■ **Exercise prompt**:
From the records below, pull each line that has "חיים".
****************************************
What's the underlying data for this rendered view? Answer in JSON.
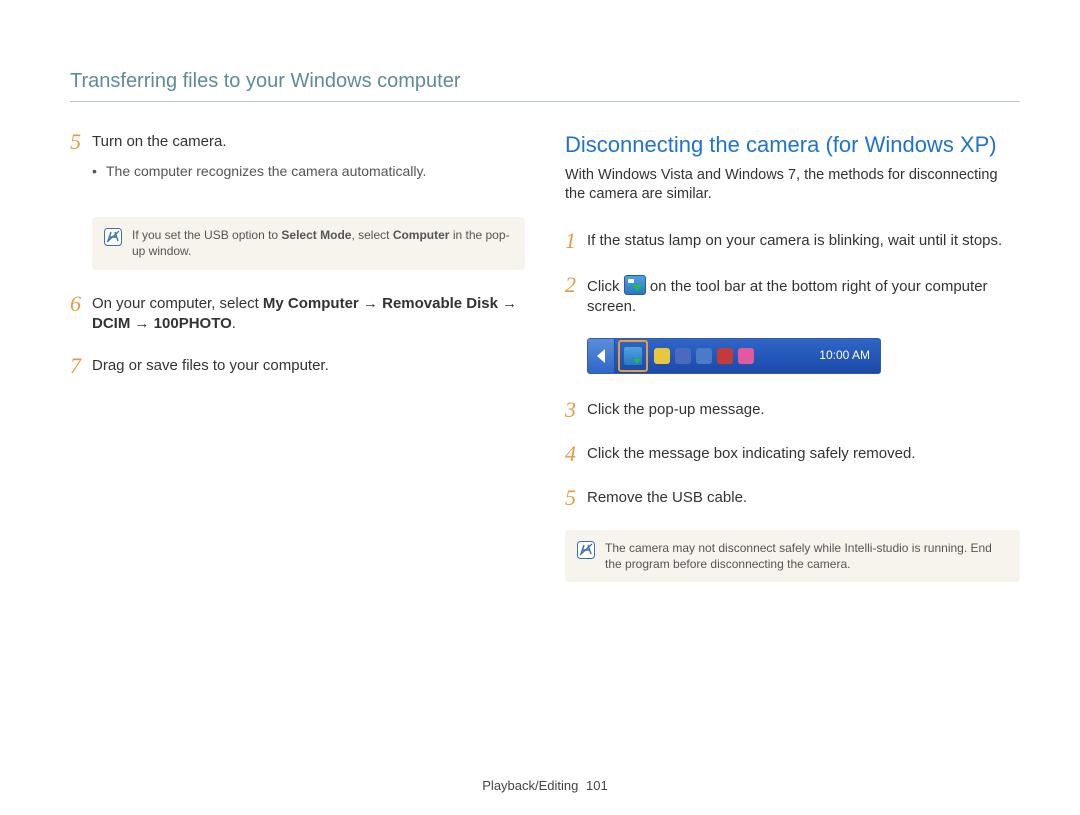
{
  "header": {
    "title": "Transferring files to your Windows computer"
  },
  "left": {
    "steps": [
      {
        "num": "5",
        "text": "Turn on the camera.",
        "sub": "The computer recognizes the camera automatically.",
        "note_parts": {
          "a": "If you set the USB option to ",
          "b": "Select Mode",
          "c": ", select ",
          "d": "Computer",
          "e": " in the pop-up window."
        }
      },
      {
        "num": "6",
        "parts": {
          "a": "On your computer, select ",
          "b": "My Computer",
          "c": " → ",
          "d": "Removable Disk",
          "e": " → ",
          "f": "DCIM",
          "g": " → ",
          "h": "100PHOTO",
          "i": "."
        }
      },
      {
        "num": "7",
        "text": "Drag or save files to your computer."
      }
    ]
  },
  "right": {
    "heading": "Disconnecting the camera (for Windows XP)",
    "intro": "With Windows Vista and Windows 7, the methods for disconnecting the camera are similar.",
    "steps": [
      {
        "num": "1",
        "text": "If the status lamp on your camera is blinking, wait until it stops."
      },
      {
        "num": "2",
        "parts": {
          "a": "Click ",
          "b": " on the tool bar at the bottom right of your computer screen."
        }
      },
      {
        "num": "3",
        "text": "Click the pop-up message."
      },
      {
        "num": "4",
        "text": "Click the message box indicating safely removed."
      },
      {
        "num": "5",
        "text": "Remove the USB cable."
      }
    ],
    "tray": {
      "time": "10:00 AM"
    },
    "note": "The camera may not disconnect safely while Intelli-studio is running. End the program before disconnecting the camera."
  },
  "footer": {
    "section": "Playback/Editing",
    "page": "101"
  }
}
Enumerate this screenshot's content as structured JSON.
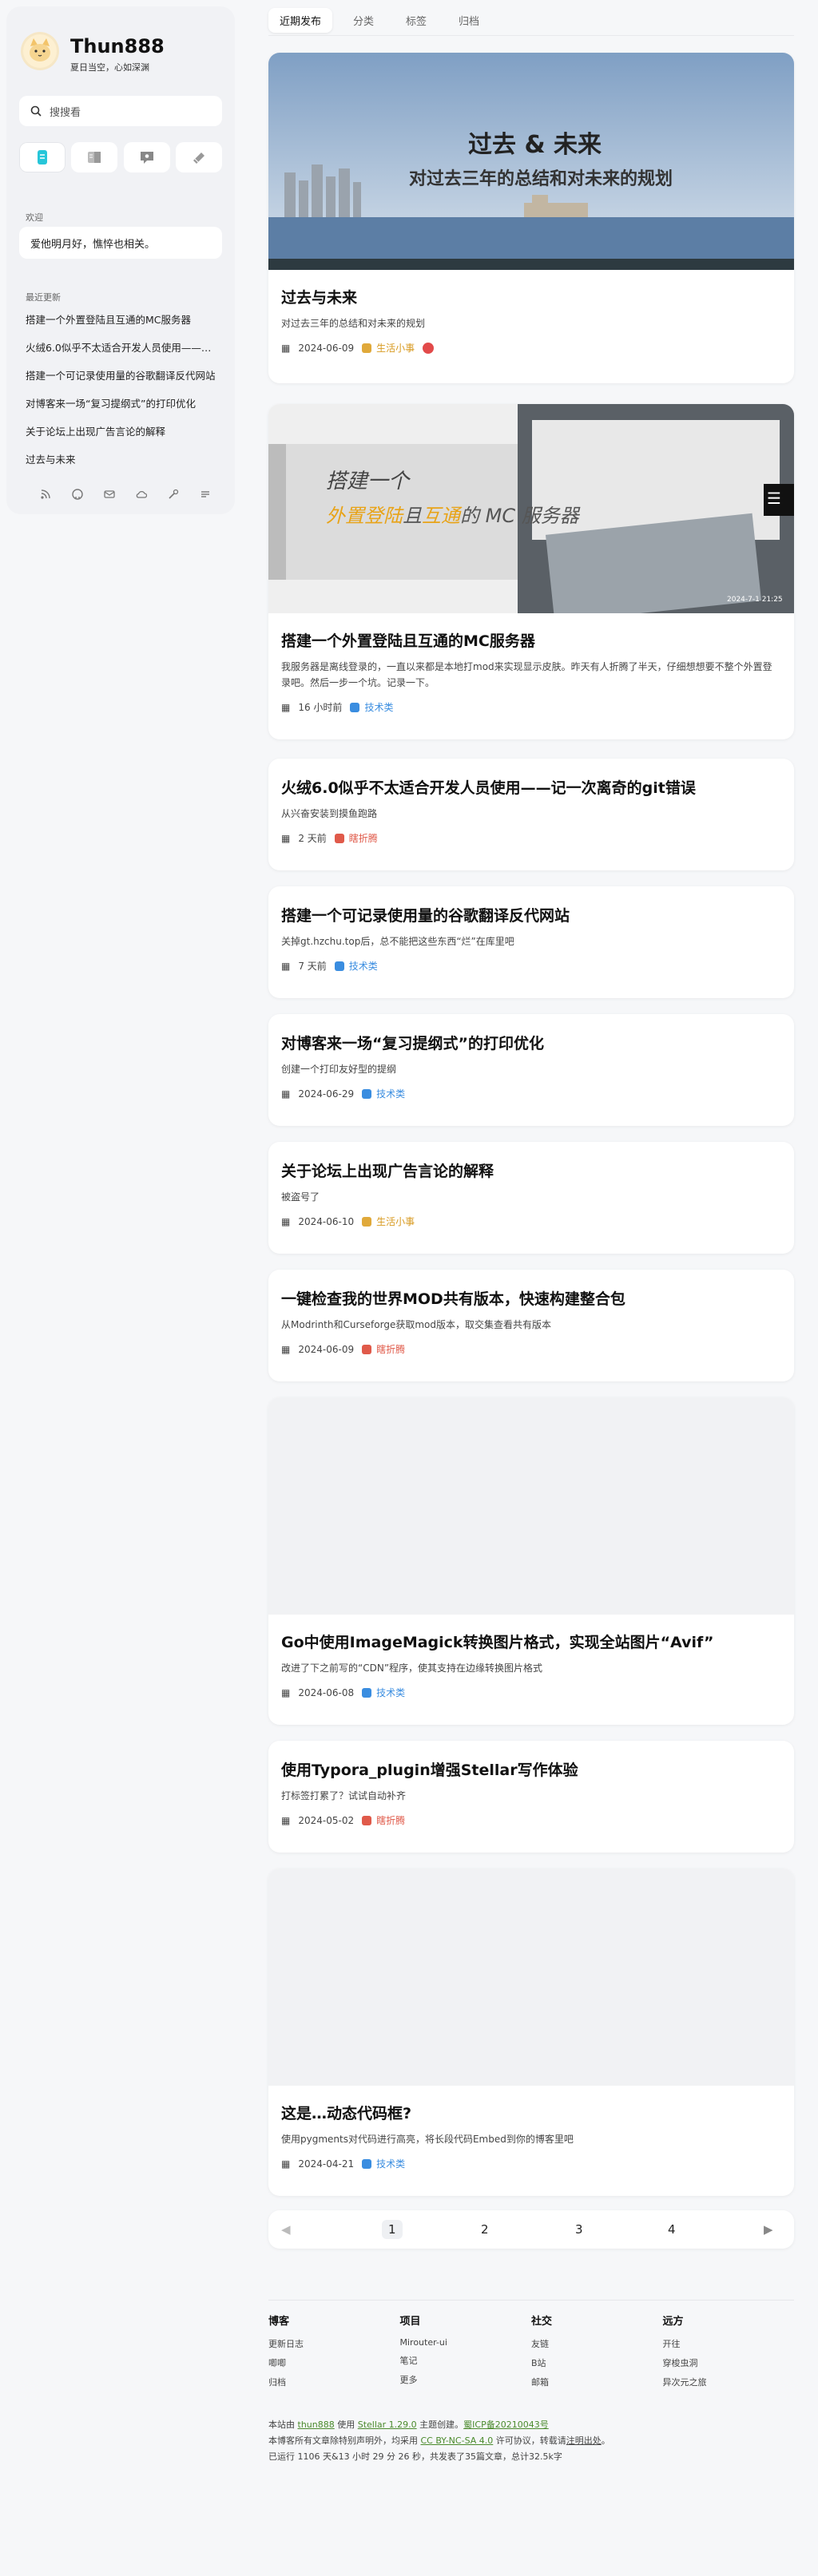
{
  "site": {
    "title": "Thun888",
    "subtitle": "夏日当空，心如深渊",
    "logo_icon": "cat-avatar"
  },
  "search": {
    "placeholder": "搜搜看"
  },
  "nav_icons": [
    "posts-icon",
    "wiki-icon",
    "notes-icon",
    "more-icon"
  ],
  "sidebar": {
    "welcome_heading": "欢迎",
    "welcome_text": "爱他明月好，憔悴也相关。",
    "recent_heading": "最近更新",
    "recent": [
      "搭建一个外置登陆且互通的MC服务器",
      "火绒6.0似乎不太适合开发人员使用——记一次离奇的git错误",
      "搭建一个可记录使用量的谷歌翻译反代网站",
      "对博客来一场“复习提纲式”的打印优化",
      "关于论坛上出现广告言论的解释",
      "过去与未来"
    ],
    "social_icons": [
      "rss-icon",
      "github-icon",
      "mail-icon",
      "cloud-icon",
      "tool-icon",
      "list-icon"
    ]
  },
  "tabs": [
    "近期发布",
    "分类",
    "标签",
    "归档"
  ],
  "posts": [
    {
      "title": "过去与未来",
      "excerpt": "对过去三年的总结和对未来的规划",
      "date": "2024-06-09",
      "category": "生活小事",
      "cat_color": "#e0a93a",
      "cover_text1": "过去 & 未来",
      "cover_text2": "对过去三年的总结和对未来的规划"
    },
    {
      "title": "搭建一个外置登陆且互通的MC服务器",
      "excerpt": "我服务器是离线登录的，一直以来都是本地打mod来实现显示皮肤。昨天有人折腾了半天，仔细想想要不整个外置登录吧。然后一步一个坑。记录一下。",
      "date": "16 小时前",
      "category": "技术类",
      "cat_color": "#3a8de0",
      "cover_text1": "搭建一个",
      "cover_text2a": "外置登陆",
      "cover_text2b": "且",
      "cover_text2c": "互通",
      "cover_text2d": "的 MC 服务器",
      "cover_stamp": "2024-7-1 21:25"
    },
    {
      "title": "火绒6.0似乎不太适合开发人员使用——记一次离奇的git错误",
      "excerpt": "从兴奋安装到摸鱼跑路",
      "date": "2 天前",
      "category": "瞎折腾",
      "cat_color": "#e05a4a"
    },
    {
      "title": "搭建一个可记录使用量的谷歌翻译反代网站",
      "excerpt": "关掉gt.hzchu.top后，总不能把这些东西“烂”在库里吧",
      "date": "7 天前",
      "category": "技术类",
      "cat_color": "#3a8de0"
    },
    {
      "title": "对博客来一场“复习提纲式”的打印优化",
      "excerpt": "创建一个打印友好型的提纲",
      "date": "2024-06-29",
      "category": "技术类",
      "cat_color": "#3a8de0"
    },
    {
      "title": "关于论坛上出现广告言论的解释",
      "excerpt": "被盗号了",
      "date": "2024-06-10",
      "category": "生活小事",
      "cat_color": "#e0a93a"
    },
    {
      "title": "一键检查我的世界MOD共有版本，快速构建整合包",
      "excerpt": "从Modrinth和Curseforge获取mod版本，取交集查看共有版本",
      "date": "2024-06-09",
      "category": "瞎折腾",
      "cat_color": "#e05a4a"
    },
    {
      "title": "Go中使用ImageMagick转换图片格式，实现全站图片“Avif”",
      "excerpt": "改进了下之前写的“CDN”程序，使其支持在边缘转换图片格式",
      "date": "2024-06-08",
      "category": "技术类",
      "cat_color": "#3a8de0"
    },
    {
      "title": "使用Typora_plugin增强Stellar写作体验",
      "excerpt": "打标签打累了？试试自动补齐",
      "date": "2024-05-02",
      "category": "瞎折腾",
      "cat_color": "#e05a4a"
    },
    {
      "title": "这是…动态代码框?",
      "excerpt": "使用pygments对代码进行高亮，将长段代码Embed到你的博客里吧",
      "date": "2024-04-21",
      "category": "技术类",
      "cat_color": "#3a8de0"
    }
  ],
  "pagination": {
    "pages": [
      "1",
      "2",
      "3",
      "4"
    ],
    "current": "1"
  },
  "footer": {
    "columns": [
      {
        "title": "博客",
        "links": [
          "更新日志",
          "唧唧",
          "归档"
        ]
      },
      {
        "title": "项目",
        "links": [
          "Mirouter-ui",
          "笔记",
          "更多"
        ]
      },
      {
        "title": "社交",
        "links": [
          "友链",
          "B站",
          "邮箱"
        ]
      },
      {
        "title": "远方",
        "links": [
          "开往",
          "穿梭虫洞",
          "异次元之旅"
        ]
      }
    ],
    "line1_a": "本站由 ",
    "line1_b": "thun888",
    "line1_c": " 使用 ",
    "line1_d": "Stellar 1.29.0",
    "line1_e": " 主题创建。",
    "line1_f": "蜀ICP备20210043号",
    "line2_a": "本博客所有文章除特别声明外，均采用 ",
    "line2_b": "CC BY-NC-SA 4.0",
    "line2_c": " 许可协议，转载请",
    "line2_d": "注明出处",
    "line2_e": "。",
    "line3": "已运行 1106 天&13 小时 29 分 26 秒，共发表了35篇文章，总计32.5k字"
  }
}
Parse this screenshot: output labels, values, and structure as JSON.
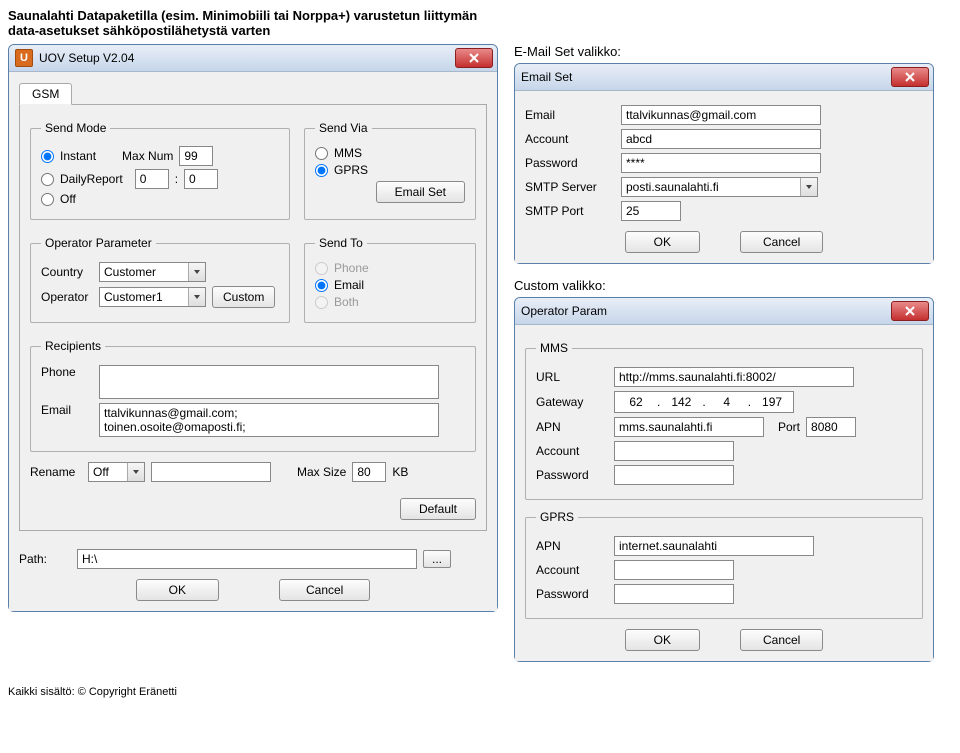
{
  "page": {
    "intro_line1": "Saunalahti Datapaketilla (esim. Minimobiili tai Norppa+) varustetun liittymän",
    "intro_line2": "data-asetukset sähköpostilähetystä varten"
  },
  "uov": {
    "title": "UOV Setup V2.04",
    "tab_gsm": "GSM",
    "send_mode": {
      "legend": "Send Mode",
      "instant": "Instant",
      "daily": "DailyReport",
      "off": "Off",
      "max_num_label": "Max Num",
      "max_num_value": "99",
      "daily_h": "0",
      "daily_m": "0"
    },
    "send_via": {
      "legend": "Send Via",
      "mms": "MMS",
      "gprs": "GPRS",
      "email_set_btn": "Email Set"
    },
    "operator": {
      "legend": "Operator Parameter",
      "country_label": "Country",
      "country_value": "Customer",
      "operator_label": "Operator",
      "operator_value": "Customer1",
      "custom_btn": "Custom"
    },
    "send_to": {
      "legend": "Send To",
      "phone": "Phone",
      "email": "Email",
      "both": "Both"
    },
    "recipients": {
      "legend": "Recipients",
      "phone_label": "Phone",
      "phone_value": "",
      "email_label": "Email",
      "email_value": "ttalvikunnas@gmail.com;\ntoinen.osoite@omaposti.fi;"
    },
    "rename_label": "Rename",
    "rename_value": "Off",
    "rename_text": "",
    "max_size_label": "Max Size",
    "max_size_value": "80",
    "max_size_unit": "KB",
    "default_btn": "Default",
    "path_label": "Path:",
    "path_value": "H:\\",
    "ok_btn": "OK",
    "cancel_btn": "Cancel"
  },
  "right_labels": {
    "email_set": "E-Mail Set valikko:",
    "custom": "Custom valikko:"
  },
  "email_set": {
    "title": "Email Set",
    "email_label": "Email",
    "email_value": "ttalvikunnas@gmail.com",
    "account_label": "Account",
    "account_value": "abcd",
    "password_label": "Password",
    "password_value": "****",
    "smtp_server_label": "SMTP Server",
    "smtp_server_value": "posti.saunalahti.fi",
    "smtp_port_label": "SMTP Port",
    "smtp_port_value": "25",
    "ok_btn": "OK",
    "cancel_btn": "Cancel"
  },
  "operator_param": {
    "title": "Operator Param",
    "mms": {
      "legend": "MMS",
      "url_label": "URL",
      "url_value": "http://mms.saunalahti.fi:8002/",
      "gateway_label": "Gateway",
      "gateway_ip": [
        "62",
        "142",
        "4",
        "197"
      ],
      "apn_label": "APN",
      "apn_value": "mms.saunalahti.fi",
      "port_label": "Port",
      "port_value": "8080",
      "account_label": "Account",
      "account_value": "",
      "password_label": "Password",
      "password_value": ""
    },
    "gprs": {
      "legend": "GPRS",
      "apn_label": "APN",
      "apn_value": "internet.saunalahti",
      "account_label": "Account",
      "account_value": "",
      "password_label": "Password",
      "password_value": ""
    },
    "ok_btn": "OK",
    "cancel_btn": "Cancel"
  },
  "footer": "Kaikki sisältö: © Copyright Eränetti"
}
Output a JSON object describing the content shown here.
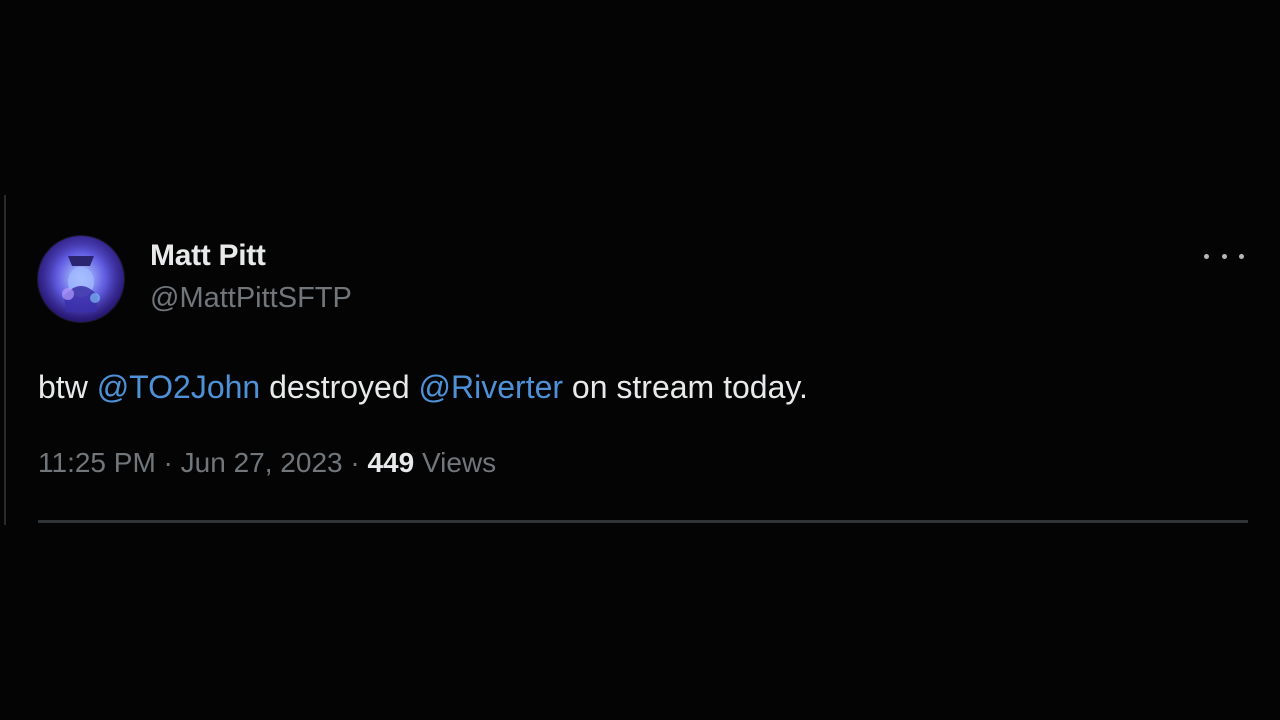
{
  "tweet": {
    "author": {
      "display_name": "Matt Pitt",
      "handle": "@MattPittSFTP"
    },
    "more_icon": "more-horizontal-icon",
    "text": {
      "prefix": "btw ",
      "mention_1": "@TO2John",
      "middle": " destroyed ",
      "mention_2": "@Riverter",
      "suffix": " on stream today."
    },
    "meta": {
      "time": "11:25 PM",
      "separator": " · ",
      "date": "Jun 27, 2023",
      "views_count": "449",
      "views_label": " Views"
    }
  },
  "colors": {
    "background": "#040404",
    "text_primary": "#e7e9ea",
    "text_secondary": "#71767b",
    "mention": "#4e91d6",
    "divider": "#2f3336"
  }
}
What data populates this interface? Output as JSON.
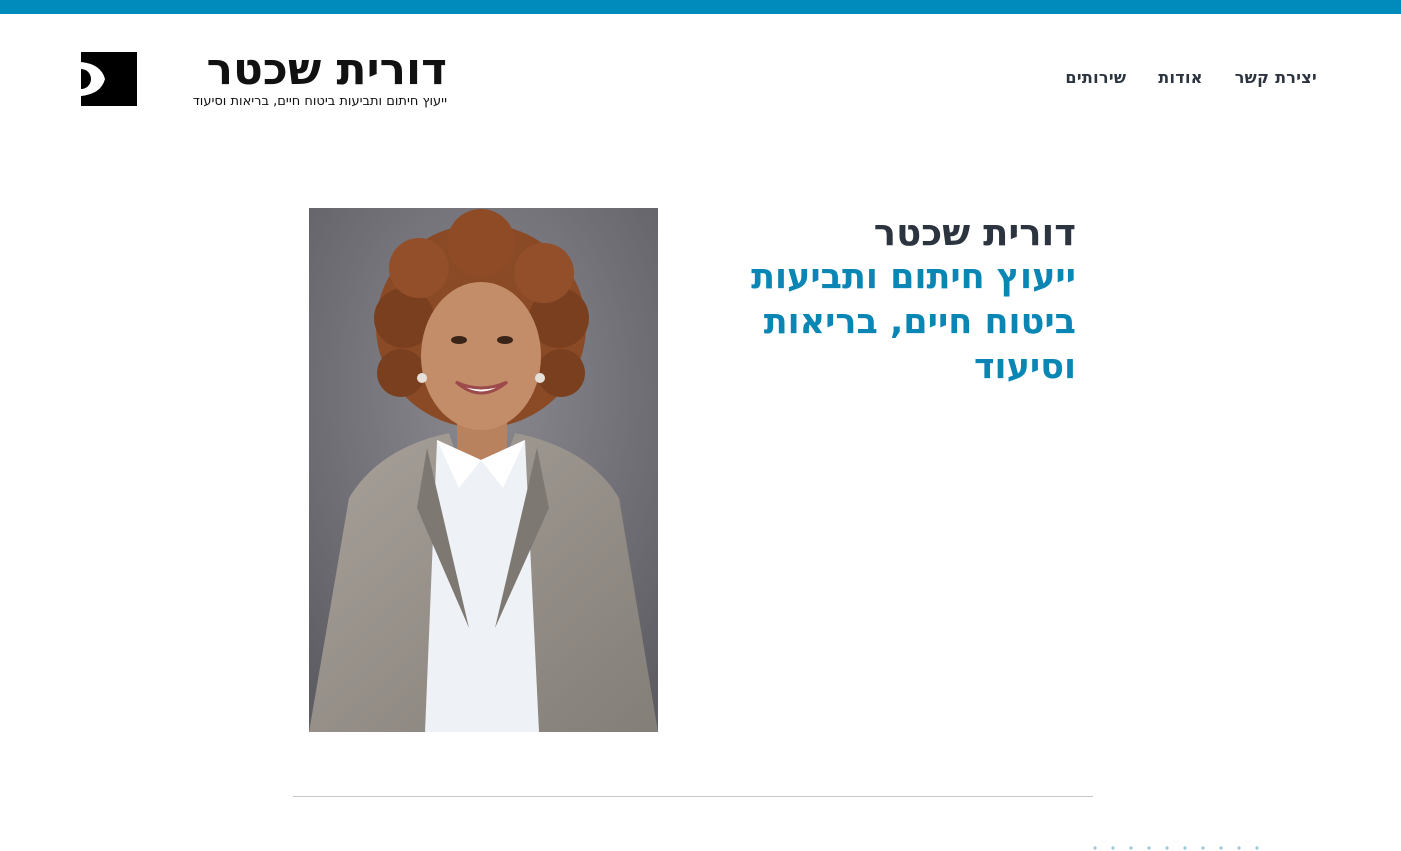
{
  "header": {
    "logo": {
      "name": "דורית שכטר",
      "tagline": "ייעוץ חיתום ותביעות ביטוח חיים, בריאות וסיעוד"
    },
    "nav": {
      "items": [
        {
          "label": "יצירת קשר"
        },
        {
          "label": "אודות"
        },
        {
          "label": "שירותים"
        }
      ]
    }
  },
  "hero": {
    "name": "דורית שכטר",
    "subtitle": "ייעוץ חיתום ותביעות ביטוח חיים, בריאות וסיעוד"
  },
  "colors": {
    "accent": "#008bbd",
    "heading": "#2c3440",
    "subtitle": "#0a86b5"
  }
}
****************************************
■ **Final result**:
      "tagline": "ייעוץ חיתום ותביעות ביטוח חיים, בריאות וסיעוד"
    "subtitle": "ייעוץ חיתום ותביעות ביטוח חיים, בריאות וסיעוד"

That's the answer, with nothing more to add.